** start **

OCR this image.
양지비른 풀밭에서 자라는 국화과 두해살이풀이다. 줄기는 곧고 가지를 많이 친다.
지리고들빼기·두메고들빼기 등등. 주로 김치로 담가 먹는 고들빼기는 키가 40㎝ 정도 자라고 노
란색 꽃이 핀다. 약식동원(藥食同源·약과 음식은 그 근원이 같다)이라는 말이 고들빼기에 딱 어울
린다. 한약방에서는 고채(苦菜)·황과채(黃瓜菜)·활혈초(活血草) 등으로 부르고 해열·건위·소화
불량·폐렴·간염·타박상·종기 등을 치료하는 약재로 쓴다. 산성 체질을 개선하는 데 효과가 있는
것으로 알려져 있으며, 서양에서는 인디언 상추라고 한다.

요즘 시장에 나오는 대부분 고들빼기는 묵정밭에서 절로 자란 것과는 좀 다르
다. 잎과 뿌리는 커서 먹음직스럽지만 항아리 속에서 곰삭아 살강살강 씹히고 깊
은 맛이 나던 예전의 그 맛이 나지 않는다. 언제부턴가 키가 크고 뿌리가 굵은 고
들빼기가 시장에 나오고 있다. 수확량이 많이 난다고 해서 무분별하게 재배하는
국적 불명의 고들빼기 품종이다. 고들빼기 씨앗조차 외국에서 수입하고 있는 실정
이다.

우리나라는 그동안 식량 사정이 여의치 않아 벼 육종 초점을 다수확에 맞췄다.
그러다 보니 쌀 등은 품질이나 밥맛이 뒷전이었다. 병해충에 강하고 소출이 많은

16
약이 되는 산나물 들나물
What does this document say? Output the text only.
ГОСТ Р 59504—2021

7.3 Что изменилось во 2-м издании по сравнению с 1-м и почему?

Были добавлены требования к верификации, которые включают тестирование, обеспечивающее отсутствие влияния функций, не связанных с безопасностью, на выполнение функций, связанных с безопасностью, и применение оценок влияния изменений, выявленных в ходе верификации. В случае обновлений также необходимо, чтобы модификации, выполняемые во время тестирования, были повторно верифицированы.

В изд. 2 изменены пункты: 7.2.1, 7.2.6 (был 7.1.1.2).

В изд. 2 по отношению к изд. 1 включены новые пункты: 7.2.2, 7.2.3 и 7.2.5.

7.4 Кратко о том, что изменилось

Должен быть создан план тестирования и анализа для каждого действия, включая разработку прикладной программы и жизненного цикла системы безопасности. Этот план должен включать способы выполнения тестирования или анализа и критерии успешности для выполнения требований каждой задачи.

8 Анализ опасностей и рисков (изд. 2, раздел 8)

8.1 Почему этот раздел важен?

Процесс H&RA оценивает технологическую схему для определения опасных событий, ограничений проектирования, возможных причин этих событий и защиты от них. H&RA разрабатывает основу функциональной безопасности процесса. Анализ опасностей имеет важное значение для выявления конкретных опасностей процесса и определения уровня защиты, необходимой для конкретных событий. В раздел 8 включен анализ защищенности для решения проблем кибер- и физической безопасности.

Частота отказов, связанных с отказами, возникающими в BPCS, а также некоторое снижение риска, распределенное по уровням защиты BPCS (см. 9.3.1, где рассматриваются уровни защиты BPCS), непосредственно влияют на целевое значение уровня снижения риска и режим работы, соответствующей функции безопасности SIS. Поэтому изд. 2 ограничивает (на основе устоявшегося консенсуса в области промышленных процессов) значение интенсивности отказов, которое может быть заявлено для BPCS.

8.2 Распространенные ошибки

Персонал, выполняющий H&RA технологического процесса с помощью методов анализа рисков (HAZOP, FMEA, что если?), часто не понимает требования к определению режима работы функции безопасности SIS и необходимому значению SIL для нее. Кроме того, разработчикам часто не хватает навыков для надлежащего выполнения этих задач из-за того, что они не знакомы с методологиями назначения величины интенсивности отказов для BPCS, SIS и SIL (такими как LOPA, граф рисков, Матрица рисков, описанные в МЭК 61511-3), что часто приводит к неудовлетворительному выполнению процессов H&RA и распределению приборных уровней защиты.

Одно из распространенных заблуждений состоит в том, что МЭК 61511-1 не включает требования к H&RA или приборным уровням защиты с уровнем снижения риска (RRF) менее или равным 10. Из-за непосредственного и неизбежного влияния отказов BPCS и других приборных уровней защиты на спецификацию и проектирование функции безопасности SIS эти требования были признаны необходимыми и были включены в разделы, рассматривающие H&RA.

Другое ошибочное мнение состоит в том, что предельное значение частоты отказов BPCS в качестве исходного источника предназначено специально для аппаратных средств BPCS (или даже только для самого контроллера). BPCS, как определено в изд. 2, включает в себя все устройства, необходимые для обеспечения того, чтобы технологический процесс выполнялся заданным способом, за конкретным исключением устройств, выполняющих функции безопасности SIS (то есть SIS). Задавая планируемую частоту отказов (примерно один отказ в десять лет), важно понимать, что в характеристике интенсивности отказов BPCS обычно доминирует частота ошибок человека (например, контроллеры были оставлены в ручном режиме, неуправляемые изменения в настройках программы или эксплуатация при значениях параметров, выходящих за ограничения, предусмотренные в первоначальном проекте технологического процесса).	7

** end **

§ Problem requirements
Respond with nothing but the number of lines in the entries that contain the string "выполнения".

§ Task result
2